Reply with the count of lines holding "customer", nothing more.

Raw records:
....
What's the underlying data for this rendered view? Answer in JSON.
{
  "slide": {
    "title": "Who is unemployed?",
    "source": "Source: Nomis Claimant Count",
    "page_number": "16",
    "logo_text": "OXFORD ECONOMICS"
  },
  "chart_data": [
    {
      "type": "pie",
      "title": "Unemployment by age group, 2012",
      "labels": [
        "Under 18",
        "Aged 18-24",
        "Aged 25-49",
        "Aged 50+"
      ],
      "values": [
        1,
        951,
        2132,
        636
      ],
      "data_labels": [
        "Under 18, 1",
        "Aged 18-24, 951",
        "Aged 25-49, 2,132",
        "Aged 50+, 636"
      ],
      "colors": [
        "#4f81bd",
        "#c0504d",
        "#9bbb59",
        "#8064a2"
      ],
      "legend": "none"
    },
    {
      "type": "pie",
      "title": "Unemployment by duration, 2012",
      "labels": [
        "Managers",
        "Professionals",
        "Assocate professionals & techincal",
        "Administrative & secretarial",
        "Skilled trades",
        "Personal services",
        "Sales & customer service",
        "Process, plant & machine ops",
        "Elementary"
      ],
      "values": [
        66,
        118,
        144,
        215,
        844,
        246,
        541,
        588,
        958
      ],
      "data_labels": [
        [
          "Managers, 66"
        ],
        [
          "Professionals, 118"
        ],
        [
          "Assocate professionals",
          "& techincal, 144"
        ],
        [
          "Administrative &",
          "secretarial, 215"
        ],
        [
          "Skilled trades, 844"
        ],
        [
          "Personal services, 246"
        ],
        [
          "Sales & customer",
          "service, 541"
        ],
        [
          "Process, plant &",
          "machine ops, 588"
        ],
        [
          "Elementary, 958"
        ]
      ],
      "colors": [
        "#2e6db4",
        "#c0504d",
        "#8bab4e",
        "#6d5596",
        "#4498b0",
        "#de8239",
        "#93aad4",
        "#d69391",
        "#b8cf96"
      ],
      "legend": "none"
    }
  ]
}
....
Answer in full:
2